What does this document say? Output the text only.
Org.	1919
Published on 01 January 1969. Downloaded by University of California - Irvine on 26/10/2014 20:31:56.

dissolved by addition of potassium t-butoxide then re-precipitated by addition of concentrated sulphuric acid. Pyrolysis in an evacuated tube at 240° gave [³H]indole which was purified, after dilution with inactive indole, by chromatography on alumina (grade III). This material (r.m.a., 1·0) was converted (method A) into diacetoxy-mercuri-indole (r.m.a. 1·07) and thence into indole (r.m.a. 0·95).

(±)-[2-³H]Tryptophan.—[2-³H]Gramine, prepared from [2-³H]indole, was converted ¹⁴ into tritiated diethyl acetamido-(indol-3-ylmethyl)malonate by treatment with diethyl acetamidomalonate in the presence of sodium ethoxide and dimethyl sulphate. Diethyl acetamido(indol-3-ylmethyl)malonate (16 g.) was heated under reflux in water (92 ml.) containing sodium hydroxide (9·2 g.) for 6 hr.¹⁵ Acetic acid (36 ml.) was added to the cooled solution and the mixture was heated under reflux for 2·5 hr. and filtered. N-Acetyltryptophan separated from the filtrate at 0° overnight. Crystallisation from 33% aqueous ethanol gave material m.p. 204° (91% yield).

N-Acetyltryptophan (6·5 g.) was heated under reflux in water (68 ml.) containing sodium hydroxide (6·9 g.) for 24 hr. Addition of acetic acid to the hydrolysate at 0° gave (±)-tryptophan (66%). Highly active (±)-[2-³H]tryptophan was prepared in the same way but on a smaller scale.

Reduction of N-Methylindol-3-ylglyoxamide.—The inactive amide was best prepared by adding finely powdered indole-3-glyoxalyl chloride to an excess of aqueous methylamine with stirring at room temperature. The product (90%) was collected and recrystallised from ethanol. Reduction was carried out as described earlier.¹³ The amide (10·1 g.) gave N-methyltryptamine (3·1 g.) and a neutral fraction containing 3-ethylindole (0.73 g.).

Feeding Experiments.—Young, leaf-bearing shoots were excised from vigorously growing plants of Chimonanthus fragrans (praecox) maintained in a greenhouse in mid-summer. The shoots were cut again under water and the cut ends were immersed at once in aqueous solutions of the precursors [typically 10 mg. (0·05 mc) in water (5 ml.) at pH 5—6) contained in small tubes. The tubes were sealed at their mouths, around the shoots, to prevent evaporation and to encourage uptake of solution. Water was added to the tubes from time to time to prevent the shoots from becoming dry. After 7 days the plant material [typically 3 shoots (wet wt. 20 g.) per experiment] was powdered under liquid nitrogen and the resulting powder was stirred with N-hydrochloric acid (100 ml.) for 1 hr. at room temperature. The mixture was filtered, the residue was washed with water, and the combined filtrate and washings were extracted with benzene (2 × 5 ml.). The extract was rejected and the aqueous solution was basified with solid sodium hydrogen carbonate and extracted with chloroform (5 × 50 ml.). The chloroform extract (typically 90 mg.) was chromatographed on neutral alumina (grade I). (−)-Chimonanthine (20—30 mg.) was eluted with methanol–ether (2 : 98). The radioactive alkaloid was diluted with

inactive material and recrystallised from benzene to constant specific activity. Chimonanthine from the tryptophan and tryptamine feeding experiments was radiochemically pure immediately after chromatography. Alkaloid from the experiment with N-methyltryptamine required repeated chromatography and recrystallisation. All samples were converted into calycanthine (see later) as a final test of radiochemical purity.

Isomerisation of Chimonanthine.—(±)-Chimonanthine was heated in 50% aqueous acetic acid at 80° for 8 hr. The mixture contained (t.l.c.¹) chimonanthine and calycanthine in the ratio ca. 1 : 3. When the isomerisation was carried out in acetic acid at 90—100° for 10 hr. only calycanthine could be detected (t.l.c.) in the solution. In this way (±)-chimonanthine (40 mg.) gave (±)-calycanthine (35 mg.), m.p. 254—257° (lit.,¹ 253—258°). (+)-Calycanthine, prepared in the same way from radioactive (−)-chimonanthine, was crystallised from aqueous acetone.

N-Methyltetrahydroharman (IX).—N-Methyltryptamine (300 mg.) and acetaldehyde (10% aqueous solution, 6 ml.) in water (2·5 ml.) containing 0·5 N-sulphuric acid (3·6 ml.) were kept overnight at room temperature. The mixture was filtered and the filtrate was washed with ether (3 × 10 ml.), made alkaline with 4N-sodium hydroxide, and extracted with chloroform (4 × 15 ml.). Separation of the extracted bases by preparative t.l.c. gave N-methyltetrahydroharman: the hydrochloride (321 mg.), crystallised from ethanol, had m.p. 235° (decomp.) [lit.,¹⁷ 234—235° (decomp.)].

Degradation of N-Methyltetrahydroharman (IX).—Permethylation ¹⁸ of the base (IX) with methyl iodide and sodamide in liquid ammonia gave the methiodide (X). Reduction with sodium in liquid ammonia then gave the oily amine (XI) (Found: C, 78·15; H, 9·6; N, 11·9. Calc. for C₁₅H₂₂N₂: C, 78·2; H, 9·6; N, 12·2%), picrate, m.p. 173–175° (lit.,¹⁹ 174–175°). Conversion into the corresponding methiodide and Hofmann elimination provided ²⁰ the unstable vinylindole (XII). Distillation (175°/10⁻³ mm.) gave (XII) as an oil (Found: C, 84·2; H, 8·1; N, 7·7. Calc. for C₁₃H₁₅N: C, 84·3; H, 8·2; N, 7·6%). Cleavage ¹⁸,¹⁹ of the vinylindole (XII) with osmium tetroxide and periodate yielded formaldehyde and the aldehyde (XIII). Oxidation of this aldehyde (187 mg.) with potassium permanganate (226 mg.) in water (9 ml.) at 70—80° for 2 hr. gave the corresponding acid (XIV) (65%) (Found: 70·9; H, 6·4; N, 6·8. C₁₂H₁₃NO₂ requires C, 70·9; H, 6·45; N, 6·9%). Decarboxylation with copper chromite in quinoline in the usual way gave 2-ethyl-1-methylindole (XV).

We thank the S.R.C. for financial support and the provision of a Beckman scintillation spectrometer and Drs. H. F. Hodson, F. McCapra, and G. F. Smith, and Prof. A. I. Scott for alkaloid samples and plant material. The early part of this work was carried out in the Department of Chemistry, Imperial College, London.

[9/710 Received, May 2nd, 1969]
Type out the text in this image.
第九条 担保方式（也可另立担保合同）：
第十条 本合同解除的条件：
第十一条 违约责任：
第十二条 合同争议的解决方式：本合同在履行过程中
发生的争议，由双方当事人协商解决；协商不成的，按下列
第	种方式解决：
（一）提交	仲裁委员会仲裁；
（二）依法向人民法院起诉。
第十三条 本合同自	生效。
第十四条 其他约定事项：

- - - - -

Retype the material in full, character for character.

What does this document say? Output the text only.
Org.	1919
Published on 01 January 1969. Downloaded by University of California - Irvine on 26/10/2014 20:31:56.

dissolved by addition of potassium t-butoxide then re-precipitated by addition of concentrated sulphuric acid. Pyrolysis in an evacuated tube at 240° gave [³H]indole which was purified, after dilution with inactive indole, by chromatography on alumina (grade III). This material (r.m.a., 1·0) was converted (method A) into diacetoxy-mercuri-indole (r.m.a. 1·07) and thence into indole (r.m.a. 0·95).

(±)-[2-³H]Tryptophan.—[2-³H]Gramine, prepared from [2-³H]indole, was converted ¹⁴ into tritiated diethyl acetamido-(indol-3-ylmethyl)malonate by treatment with diethyl acetamidomalonate in the presence of sodium ethoxide and dimethyl sulphate. Diethyl acetamido(indol-3-ylmethyl)malonate (16 g.) was heated under reflux in water (92 ml.) containing sodium hydroxide (9·2 g.) for 6 hr.¹⁵ Acetic acid (36 ml.) was added to the cooled solution and the mixture was heated under reflux for 2·5 hr. and filtered. N-Acetyltryptophan separated from the filtrate at 0° overnight. Crystallisation from 33% aqueous ethanol gave material m.p. 204° (91% yield).

N-Acetyltryptophan (6·5 g.) was heated under reflux in water (68 ml.) containing sodium hydroxide (6·9 g.) for 24 hr. Addition of acetic acid to the hydrolysate at 0° gave (±)-tryptophan (66%). Highly active (±)-[2-³H]tryptophan was prepared in the same way but on a smaller scale.

Reduction of N-Methylindol-3-ylglyoxamide.—The inactive amide was best prepared by adding finely powdered indole-3-glyoxalyl chloride to an excess of aqueous methylamine with stirring at room temperature. The product (90%) was collected and recrystallised from ethanol. Reduction was carried out as described earlier.¹³ The amide (10·1 g.) gave N-methyltryptamine (3·1 g.) and a neutral fraction containing 3-ethylindole (0.73 g.).

Feeding Experiments.—Young, leaf-bearing shoots were excised from vigorously growing plants of Chimonanthus fragrans (praecox) maintained in a greenhouse in mid-summer. The shoots were cut again under water and the cut ends were immersed at once in aqueous solutions of the precursors [typically 10 mg. (0·05 mc) in water (5 ml.) at pH 5—6) contained in small tubes. The tubes were sealed at their mouths, around the shoots, to prevent evaporation and to encourage uptake of solution. Water was added to the tubes from time to time to prevent the shoots from becoming dry. After 7 days the plant material [typically 3 shoots (wet wt. 20 g.) per experiment] was powdered under liquid nitrogen and the resulting powder was stirred with N-hydrochloric acid (100 ml.) for 1 hr. at room temperature. The mixture was filtered, the residue was washed with water, and the combined filtrate and washings were extracted with benzene (2 × 5 ml.). The extract was rejected and the aqueous solution was basified with solid sodium hydrogen carbonate and extracted with chloroform (5 × 50 ml.). The chloroform extract (typically 90 mg.) was chromatographed on neutral alumina (grade I). (−)-Chimonanthine (20—30 mg.) was eluted with methanol–ether (2 : 98). The radioactive alkaloid was diluted with

inactive material and recrystallised from benzene to constant specific activity. Chimonanthine from the tryptophan and tryptamine feeding experiments was radiochemically pure immediately after chromatography. Alkaloid from the experiment with N-methyltryptamine required repeated chromatography and recrystallisation. All samples were converted into calycanthine (see later) as a final test of radiochemical purity.

Isomerisation of Chimonanthine.—(±)-Chimonanthine was heated in 50% aqueous acetic acid at 80° for 8 hr. The mixture contained (t.l.c.¹) chimonanthine and calycanthine in the ratio ca. 1 : 3. When the isomerisation was carried out in acetic acid at 90—100° for 10 hr. only calycanthine could be detected (t.l.c.) in the solution. In this way (±)-chimonanthine (40 mg.) gave (±)-calycanthine (35 mg.), m.p. 254—257° (lit.,¹ 253—258°). (+)-Calycanthine, prepared in the same way from radioactive (−)-chimonanthine, was crystallised from aqueous acetone.

N-Methyltetrahydroharman (IX).—N-Methyltryptamine (300 mg.) and acetaldehyde (10% aqueous solution, 6 ml.) in water (2·5 ml.) containing 0·5 N-sulphuric acid (3·6 ml.) were kept overnight at room temperature. The mixture was filtered and the filtrate was washed with ether (3 × 10 ml.), made alkaline with 4N-sodium hydroxide, and extracted with chloroform (4 × 15 ml.). Separation of the extracted bases by preparative t.l.c. gave N-methyltetrahydroharman: the hydrochloride (321 mg.), crystallised from ethanol, had m.p. 235° (decomp.) [lit.,¹⁷ 234—235° (decomp.)].

Degradation of N-Methyltetrahydroharman (IX).—Permethylation ¹⁸ of the base (IX) with methyl iodide and sodamide in liquid ammonia gave the methiodide (X). Reduction with sodium in liquid ammonia then gave the oily amine (XI) (Found: C, 78·15; H, 9·6; N, 11·9. Calc. for C₁₅H₂₂N₂: C, 78·2; H, 9·6; N, 12·2%), picrate, m.p. 173–175° (lit.,¹⁹ 174–175°). Conversion into the corresponding methiodide and Hofmann elimination provided ²⁰ the unstable vinylindole (XII). Distillation (175°/10⁻³ mm.) gave (XII) as an oil (Found: C, 84·2; H, 8·1; N, 7·7. Calc. for C₁₃H₁₅N: C, 84·3; H, 8·2; N, 7·6%). Cleavage ¹⁸,¹⁹ of the vinylindole (XII) with osmium tetroxide and periodate yielded formaldehyde and the aldehyde (XIII). Oxidation of this aldehyde (187 mg.) with potassium permanganate (226 mg.) in water (9 ml.) at 70—80° for 2 hr. gave the corresponding acid (XIV) (65%) (Found: 70·9; H, 6·4; N, 6·8. C₁₂H₁₃NO₂ requires C, 70·9; H, 6·45; N, 6·9%). Decarboxylation with copper chromite in quinoline in the usual way gave 2-ethyl-1-methylindole (XV).

We thank the S.R.C. for financial support and the provision of a Beckman scintillation spectrometer and Drs. H. F. Hodson, F. McCapra, and G. F. Smith, and Prof. A. I. Scott for alkaloid samples and plant material. The early part of this work was carried out in the Department of Chemistry, Imperial College, London.

[9/710 Received, May 2nd, 1969]
Type out the text in this image.
第九条 担保方式（也可另立担保合同）：
第十条 本合同解除的条件：
第十一条 违约责任：
第十二条 合同争议的解决方式：本合同在履行过程中
发生的争议，由双方当事人协商解决；协商不成的，按下列
第	种方式解决：
（一）提交	仲裁委员会仲裁；
（二）依法向人民法院起诉。
第十三条 本合同自	生效。
第十四条 其他约定事项：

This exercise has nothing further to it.